(Input for this task)
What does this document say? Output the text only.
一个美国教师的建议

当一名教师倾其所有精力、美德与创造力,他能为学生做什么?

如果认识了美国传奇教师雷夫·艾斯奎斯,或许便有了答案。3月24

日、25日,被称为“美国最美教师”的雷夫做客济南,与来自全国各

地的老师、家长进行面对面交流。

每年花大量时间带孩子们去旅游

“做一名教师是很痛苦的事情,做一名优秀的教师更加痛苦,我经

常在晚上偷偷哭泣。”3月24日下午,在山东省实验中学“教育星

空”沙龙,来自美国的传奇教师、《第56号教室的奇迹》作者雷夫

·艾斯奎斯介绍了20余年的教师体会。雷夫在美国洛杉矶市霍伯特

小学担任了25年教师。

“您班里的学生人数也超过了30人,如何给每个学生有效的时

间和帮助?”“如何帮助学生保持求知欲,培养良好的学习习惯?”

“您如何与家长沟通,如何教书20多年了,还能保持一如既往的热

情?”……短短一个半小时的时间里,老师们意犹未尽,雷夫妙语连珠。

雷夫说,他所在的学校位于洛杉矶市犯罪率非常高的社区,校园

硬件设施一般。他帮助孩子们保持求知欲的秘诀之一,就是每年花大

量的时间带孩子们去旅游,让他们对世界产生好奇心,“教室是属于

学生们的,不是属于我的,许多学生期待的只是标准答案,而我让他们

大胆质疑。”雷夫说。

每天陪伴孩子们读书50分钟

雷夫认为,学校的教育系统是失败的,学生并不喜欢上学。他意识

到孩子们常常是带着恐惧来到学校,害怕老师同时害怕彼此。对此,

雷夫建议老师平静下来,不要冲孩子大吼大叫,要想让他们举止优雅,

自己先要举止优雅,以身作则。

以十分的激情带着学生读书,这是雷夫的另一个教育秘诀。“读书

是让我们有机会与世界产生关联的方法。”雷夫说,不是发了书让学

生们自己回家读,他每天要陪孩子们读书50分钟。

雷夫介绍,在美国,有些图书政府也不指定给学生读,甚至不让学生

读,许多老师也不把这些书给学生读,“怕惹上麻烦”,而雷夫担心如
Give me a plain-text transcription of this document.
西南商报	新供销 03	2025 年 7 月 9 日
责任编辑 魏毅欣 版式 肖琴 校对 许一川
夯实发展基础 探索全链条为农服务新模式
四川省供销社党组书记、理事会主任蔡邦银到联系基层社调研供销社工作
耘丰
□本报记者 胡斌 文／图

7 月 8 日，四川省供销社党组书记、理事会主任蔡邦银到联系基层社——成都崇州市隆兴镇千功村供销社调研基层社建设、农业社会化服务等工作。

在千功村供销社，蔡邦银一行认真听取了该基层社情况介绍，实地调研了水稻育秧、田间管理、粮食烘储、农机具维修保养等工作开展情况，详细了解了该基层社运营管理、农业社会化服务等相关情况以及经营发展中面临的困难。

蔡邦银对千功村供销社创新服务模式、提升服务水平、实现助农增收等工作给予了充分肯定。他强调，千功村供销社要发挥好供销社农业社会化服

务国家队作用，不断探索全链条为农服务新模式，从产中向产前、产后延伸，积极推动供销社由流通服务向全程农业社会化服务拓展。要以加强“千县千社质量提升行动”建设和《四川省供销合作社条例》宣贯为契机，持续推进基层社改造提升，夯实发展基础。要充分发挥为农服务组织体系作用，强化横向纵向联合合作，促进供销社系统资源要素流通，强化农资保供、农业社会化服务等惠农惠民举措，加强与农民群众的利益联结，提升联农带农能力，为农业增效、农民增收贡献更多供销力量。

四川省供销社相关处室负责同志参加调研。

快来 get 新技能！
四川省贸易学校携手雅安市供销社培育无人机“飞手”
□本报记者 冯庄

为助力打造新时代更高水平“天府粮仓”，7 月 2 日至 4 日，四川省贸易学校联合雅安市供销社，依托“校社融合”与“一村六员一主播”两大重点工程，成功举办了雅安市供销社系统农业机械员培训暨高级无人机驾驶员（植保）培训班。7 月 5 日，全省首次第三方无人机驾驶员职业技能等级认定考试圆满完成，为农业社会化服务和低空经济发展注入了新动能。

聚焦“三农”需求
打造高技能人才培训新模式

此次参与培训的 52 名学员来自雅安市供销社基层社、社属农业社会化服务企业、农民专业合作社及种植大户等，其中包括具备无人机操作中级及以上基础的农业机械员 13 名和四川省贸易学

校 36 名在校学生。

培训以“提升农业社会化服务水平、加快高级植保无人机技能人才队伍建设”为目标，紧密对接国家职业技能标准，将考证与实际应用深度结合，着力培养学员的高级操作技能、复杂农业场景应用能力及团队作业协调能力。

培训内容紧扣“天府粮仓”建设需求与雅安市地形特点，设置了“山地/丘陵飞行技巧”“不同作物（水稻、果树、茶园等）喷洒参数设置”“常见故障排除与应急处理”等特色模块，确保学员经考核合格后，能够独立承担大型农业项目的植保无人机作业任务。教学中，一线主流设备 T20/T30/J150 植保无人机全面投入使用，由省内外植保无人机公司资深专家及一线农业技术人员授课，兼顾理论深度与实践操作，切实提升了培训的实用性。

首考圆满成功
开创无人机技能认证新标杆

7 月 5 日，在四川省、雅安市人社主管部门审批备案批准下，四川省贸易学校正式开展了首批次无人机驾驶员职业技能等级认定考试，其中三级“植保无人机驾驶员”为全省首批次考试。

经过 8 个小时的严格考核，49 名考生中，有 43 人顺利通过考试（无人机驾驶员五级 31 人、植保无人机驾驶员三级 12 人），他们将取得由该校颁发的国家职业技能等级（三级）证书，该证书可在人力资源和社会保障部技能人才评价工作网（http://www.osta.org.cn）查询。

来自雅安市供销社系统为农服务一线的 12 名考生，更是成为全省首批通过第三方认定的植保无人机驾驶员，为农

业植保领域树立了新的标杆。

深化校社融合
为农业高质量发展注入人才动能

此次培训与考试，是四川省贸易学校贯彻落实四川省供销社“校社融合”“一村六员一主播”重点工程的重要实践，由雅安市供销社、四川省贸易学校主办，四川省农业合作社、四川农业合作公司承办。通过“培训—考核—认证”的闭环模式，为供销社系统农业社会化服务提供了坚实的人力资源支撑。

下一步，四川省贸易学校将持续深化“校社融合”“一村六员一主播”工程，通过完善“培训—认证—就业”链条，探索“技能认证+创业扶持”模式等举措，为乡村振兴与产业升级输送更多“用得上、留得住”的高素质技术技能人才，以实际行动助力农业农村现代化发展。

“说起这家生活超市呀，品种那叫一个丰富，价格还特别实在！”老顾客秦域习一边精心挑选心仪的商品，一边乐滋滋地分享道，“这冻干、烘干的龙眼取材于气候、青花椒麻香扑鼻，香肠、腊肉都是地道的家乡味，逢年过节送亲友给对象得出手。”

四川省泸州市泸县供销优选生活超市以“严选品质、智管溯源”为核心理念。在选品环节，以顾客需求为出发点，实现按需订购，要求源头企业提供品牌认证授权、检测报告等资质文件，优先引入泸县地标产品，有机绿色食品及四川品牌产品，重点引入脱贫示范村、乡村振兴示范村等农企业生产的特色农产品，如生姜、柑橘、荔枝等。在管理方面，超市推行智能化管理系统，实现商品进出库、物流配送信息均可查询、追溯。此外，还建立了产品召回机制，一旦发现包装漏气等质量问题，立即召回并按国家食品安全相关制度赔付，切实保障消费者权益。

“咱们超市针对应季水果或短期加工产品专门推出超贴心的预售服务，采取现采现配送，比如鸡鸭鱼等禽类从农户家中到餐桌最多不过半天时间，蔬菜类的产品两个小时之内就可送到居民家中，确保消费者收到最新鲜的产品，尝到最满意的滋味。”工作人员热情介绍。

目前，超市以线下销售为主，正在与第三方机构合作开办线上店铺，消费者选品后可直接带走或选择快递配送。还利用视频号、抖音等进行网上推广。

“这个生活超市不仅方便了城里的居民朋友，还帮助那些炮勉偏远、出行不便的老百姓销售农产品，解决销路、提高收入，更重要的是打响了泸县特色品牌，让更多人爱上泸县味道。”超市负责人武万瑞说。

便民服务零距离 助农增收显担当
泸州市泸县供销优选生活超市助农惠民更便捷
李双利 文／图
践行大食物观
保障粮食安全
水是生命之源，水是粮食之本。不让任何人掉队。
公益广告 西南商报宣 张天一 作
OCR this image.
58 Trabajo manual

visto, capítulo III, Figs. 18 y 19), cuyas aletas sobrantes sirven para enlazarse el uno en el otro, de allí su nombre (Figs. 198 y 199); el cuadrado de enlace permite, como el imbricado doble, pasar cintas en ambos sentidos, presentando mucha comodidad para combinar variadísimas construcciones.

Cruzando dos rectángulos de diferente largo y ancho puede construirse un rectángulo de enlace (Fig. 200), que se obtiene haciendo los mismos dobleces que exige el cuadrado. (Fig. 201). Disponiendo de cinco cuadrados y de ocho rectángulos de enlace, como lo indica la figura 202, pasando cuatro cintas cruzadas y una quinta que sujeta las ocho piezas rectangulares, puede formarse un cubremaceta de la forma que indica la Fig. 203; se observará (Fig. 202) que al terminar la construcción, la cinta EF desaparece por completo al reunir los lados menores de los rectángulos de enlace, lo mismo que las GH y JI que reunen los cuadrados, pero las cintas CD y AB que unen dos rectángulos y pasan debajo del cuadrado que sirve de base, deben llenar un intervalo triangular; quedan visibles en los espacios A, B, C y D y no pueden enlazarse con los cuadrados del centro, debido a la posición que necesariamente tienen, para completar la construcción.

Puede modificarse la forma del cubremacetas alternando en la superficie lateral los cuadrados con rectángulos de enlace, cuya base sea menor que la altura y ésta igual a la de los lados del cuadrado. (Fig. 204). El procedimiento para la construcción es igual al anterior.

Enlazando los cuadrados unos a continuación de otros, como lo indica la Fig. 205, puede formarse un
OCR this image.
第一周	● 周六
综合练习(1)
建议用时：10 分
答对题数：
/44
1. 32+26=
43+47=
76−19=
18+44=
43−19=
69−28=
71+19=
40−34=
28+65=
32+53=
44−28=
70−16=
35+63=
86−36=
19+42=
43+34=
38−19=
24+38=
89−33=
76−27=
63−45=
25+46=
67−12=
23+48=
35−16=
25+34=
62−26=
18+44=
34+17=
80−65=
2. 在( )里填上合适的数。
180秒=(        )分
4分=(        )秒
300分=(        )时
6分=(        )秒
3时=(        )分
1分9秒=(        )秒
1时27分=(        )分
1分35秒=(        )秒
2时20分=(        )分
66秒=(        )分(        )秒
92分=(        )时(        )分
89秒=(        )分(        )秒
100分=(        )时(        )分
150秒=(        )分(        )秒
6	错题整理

(Exercise)
Give the number of lines in the records above that contain the word "text". Reply with that number alone.

(Reply to the task)
2